▸ ЗАДАНИЕ: Подхватите текст о послевоенной скульптуре Латинской Америки и продолжите его сразу после последнего предложения.

▸ ФРАГМЕНТ ДОКУМЕНТА:
Искусство скульптуры в странах Латинской Америки в послевоенное время продолжало придерживаться двух ранее определившихся направлений —«индианистики» и искусства, связанного с европейскими традициями. Еще более резко размежевываются в пределах этих течений реалистические и формалистические тенденции. Их столкновения ясно обнаруживает бразильская скульптура. Один из крупнейших ее мастеров Б. Джорджи в 50-х гг. испытывает сильное влияние Г. Мура и переходит к мотивам, близким к абстракции. Вместе с тем скульптор выступает и как автор реалистических портретов. Колебания между реализмом и формализмом охватывают и творчество других бразильских скульпторов — В. Брешере, М. Краву (р. 1923) и других. Работа над памятниками способствовала связи с конкретной изобразительностью творчества аргентинских скульпторов X. Фиораванти, Э. Сото Авенданьо, А. Бигатти.
Это понимание общественного предназначения монументальной скульптуры, предполагающее ее реалистическую ясность, лежит в основе творчества сильного отряда уругвайских скульпторов. Так, например, «Памятник учительнице» в Монтевидео (1956) и статуя «Девочка с голубем» (1951), созданная А. Гонсалесом, относятся к числу значительных достижений латиноамериканской пластики нового времени.

(Записи с размеченными элементами)
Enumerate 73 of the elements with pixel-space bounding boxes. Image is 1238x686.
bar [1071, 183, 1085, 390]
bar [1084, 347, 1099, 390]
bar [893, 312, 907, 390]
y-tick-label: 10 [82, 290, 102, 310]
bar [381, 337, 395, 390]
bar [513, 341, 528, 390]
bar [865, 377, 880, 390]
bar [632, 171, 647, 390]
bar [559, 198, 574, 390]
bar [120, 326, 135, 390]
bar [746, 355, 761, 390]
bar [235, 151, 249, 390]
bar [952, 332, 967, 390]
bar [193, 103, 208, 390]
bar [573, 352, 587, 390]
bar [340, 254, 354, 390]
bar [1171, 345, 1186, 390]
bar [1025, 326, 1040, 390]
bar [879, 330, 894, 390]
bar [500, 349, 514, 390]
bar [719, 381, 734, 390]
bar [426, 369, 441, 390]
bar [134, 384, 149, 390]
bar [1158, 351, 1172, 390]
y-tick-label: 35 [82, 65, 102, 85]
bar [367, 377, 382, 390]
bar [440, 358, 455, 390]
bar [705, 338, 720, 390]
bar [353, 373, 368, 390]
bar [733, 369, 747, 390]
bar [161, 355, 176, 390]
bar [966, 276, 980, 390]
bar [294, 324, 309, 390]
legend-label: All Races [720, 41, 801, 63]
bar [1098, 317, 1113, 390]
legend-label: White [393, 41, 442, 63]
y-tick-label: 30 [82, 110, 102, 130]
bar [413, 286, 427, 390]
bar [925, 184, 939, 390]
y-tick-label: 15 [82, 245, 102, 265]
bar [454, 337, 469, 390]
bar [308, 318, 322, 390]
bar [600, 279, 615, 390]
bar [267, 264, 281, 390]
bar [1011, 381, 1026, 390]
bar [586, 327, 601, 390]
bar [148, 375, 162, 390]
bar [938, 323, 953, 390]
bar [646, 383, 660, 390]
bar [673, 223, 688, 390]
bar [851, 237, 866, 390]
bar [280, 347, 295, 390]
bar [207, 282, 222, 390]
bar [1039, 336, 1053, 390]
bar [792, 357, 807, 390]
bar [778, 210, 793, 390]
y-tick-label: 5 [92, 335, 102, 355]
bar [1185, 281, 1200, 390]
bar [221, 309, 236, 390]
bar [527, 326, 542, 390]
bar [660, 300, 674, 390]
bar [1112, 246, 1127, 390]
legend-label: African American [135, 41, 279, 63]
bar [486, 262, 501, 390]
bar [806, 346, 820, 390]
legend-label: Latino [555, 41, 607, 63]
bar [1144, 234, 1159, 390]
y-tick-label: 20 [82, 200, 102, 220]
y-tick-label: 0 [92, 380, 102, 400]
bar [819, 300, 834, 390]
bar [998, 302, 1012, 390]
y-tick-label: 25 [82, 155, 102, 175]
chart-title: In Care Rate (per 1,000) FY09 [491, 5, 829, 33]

▸ ОТВЕТ НА ЗАДАНИЕ:
Армандо Гонсалес. Девочка с голубем. Бронза. 1951 г.
илл. 277 б
Одновременно в искусстве Боливии, Венесуэлы, Колумбии, Мексики, Перу, Чили особенно сильным становится интерес к образцам древней индейской скульптуры. В Гватемале скульптура этого направления вообще занимает важное место в художественной культуре страны. В Мексике она развивается главным образом в монументально-декоративных формах.
В целом, однако, историко-художественное значение скульптуры несравнимо с той ролью, которую играют монументальная живопись и графика Латинской Америки, передовые течения которых принадлежат к мощному лагерю мирового демократического и реалистического искусства.